= What is needed =
Print the listing below exactly.

Stored data:
--
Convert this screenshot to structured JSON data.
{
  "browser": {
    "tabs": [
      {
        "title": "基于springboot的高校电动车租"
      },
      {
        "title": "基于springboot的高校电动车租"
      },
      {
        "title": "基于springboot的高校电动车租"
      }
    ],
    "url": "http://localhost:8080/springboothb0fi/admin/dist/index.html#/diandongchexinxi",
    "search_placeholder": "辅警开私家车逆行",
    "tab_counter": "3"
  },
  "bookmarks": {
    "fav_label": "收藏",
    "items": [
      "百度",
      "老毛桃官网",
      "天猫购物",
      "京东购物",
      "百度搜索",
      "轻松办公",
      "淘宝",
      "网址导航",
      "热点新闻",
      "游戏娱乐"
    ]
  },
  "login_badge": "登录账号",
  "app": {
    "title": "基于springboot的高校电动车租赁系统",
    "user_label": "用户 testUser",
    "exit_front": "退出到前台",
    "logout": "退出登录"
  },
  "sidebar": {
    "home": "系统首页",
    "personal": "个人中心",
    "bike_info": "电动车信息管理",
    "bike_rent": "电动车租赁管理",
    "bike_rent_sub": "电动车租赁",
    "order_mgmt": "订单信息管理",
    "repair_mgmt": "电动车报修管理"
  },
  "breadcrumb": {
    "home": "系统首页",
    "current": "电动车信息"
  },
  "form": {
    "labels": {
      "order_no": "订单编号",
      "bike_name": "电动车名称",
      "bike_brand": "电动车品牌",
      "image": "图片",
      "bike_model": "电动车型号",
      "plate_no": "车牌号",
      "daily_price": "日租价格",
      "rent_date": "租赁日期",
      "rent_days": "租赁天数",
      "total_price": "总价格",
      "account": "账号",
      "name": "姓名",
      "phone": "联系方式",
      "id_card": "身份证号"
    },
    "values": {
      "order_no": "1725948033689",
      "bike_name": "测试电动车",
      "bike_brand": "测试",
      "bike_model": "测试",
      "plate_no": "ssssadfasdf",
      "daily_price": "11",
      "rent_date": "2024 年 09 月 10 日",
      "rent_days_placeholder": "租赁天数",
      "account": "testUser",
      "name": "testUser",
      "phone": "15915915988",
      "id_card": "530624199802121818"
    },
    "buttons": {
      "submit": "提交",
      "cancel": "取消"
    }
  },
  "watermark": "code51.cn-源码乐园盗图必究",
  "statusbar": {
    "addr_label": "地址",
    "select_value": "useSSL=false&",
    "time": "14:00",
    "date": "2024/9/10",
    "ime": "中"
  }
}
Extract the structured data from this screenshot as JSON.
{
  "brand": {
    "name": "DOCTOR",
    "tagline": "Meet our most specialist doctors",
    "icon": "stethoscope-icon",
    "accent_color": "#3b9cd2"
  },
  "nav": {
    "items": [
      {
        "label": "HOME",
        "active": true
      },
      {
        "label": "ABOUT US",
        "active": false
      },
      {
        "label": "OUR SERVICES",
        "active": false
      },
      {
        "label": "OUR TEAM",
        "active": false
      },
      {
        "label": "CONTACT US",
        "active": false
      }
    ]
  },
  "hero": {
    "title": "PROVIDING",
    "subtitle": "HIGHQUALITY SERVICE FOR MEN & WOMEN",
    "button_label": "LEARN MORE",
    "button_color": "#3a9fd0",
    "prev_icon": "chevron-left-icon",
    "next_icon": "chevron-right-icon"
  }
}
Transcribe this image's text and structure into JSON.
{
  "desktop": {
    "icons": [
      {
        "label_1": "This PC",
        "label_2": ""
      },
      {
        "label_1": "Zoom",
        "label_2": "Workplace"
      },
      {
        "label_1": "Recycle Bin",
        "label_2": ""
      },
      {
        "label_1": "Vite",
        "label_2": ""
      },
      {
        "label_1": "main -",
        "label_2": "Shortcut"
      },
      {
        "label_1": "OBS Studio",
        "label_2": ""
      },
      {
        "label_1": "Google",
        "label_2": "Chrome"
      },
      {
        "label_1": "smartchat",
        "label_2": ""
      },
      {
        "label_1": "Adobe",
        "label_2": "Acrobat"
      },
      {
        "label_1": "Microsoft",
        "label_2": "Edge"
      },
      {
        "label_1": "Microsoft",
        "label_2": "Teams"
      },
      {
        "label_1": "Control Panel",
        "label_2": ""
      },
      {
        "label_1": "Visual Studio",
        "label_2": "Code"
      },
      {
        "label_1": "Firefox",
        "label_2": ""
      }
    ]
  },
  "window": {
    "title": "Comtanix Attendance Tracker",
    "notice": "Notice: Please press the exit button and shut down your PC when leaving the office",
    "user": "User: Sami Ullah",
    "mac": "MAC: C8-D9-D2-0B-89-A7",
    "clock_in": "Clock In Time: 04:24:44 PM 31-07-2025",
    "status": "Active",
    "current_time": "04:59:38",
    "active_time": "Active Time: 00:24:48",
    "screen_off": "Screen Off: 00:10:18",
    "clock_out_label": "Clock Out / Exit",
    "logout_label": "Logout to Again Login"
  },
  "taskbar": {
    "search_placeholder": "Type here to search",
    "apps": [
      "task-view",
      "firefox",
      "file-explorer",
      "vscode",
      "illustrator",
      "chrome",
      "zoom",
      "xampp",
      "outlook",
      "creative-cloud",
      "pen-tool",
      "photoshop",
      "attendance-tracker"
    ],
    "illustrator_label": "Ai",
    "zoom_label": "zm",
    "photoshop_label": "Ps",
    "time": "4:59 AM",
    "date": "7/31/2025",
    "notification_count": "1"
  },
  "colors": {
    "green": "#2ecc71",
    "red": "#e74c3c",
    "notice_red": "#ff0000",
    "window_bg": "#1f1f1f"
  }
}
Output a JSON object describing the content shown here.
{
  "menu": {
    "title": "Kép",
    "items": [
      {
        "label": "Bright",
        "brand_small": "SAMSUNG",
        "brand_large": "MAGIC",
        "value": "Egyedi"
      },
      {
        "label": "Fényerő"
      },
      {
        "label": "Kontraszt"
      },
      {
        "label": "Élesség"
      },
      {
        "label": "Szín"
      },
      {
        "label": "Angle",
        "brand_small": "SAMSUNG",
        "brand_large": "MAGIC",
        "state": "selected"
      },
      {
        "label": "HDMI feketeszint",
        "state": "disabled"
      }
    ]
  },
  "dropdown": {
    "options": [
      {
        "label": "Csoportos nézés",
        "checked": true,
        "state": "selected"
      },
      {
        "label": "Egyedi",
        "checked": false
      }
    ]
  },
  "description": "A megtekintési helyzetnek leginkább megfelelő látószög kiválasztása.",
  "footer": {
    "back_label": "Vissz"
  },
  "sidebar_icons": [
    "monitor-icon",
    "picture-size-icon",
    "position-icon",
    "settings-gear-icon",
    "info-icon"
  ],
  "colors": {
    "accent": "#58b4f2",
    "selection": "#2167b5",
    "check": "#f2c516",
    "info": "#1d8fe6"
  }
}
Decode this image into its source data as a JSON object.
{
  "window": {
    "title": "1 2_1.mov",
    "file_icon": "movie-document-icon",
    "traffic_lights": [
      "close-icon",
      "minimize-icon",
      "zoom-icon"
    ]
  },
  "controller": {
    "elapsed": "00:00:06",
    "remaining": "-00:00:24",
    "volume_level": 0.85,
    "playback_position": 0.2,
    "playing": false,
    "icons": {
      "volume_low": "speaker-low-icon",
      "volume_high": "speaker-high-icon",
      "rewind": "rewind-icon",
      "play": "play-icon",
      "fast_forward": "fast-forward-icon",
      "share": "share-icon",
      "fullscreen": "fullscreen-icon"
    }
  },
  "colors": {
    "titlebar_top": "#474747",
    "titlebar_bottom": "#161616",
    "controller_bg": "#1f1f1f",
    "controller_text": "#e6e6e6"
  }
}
--
= Output for this task =
Convert this screenshot to structured JSON data.
{
  "browser": {
    "tabs": [
      {
        "title": "基于springboot的高校电动车租"
      },
      {
        "title": "基于springboot的高校电动车租"
      },
      {
        "title": "基于springboot的高校电动车租"
      }
    ],
    "url": "http://localhost:8080/springboothb0fi/admin/dist/index.html#/diandongchexinxi",
    "search_placeholder": "辅警开私家车逆行",
    "tab_counter": "3"
  },
  "bookmarks": {
    "fav_label": "收藏",
    "items": [
      "百度",
      "老毛桃官网",
      "天猫购物",
      "京东购物",
      "百度搜索",
      "轻松办公",
      "淘宝",
      "网址导航",
      "热点新闻",
      "游戏娱乐"
    ]
  },
  "login_badge": "登录账号",
  "app": {
    "title": "基于springboot的高校电动车租赁系统",
    "user_label": "用户 testUser",
    "exit_front": "退出到前台",
    "logout": "退出登录"
  },
  "sidebar": {
    "home": "系统首页",
    "personal": "个人中心",
    "bike_info": "电动车信息管理",
    "bike_rent": "电动车租赁管理",
    "bike_rent_sub": "电动车租赁",
    "order_mgmt": "订单信息管理",
    "repair_mgmt": "电动车报修管理"
  },
  "breadcrumb": {
    "home": "系统首页",
    "current": "电动车信息"
  },
  "form": {
    "labels": {
      "order_no": "订单编号",
      "bike_name": "电动车名称",
      "bike_brand": "电动车品牌",
      "image": "图片",
      "bike_model": "电动车型号",
      "plate_no": "车牌号",
      "daily_price": "日租价格",
      "rent_date": "租赁日期",
      "rent_days": "租赁天数",
      "total_price": "总价格",
      "account": "账号",
      "name": "姓名",
      "phone": "联系方式",
      "id_card": "身份证号"
    },
    "values": {
      "order_no": "1725948033689",
      "bike_name": "测试电动车",
      "bike_brand": "测试",
      "bike_model": "测试",
      "plate_no": "ssssadfasdf",
      "daily_price": "11",
      "rent_date": "2024 年 09 月 10 日",
      "rent_days_placeholder": "租赁天数",
      "account": "testUser",
      "name": "testUser",
      "phone": "15915915988",
      "id_card": "530624199802121818"
    },
    "buttons": {
      "submit": "提交",
      "cancel": "取消"
    }
  },
  "watermark": "code51.cn-源码乐园盗图必究",
  "statusbar": {
    "addr_label": "地址",
    "select_value": "useSSL=false&",
    "time": "14:00",
    "date": "2024/9/10",
    "ime": "中"
  }
}
Extract the structured data from this screenshot as JSON.
{
  "brand": {
    "name": "DOCTOR",
    "tagline": "Meet our most specialist doctors",
    "icon": "stethoscope-icon",
    "accent_color": "#3b9cd2"
  },
  "nav": {
    "items": [
      {
        "label": "HOME",
        "active": true
      },
      {
        "label": "ABOUT US",
        "active": false
      },
      {
        "label": "OUR SERVICES",
        "active": false
      },
      {
        "label": "OUR TEAM",
        "active": false
      },
      {
        "label": "CONTACT US",
        "active": false
      }
    ]
  },
  "hero": {
    "title": "PROVIDING",
    "subtitle": "HIGHQUALITY SERVICE FOR MEN & WOMEN",
    "button_label": "LEARN MORE",
    "button_color": "#3a9fd0",
    "prev_icon": "chevron-left-icon",
    "next_icon": "chevron-right-icon"
  }
}
Transcribe this image's text and structure into JSON.
{
  "desktop": {
    "icons": [
      {
        "label_1": "This PC",
        "label_2": ""
      },
      {
        "label_1": "Zoom",
        "label_2": "Workplace"
      },
      {
        "label_1": "Recycle Bin",
        "label_2": ""
      },
      {
        "label_1": "Vite",
        "label_2": ""
      },
      {
        "label_1": "main -",
        "label_2": "Shortcut"
      },
      {
        "label_1": "OBS Studio",
        "label_2": ""
      },
      {
        "label_1": "Google",
        "label_2": "Chrome"
      },
      {
        "label_1": "smartchat",
        "label_2": ""
      },
      {
        "label_1": "Adobe",
        "label_2": "Acrobat"
      },
      {
        "label_1": "Microsoft",
        "label_2": "Edge"
      },
      {
        "label_1": "Microsoft",
        "label_2": "Teams"
      },
      {
        "label_1": "Control Panel",
        "label_2": ""
      },
      {
        "label_1": "Visual Studio",
        "label_2": "Code"
      },
      {
        "label_1": "Firefox",
        "label_2": ""
      }
    ]
  },
  "window": {
    "title": "Comtanix Attendance Tracker",
    "notice": "Notice: Please press the exit button and shut down your PC when leaving the office",
    "user": "User: Sami Ullah",
    "mac": "MAC: C8-D9-D2-0B-89-A7",
    "clock_in": "Clock In Time: 04:24:44 PM 31-07-2025",
    "status": "Active",
    "current_time": "04:59:38",
    "active_time": "Active Time: 00:24:48",
    "screen_off": "Screen Off: 00:10:18",
    "clock_out_label": "Clock Out / Exit",
    "logout_label": "Logout to Again Login"
  },
  "taskbar": {
    "search_placeholder": "Type here to search",
    "apps": [
      "task-view",
      "firefox",
      "file-explorer",
      "vscode",
      "illustrator",
      "chrome",
      "zoom",
      "xampp",
      "outlook",
      "creative-cloud",
      "pen-tool",
      "photoshop",
      "attendance-tracker"
    ],
    "illustrator_label": "Ai",
    "zoom_label": "zm",
    "photoshop_label": "Ps",
    "time": "4:59 AM",
    "date": "7/31/2025",
    "notification_count": "1"
  },
  "colors": {
    "green": "#2ecc71",
    "red": "#e74c3c",
    "notice_red": "#ff0000",
    "window_bg": "#1f1f1f"
  }
}
Output a JSON object describing the content shown here.
{
  "menu": {
    "title": "Kép",
    "items": [
      {
        "label": "Bright",
        "brand_small": "SAMSUNG",
        "brand_large": "MAGIC",
        "value": "Egyedi"
      },
      {
        "label": "Fényerő"
      },
      {
        "label": "Kontraszt"
      },
      {
        "label": "Élesség"
      },
      {
        "label": "Szín"
      },
      {
        "label": "Angle",
        "brand_small": "SAMSUNG",
        "brand_large": "MAGIC",
        "state": "selected"
      },
      {
        "label": "HDMI feketeszint",
        "state": "disabled"
      }
    ]
  },
  "dropdown": {
    "options": [
      {
        "label": "Csoportos nézés",
        "checked": true,
        "state": "selected"
      },
      {
        "label": "Egyedi",
        "checked": false
      }
    ]
  },
  "description": "A megtekintési helyzetnek leginkább megfelelő látószög kiválasztása.",
  "footer": {
    "back_label": "Vissz"
  },
  "sidebar_icons": [
    "monitor-icon",
    "picture-size-icon",
    "position-icon",
    "settings-gear-icon",
    "info-icon"
  ],
  "colors": {
    "accent": "#58b4f2",
    "selection": "#2167b5",
    "check": "#f2c516",
    "info": "#1d8fe6"
  }
}
Decode this image into its source data as a JSON object.
{
  "window": {
    "title": "1 2_1.mov",
    "file_icon": "movie-document-icon",
    "traffic_lights": [
      "close-icon",
      "minimize-icon",
      "zoom-icon"
    ]
  },
  "controller": {
    "elapsed": "00:00:06",
    "remaining": "-00:00:24",
    "volume_level": 0.85,
    "playback_position": 0.2,
    "playing": false,
    "icons": {
      "volume_low": "speaker-low-icon",
      "volume_high": "speaker-high-icon",
      "rewind": "rewind-icon",
      "play": "play-icon",
      "fast_forward": "fast-forward-icon",
      "share": "share-icon",
      "fullscreen": "fullscreen-icon"
    }
  },
  "colors": {
    "titlebar_top": "#474747",
    "titlebar_bottom": "#161616",
    "controller_bg": "#1f1f1f",
    "controller_text": "#e6e6e6"
  }
}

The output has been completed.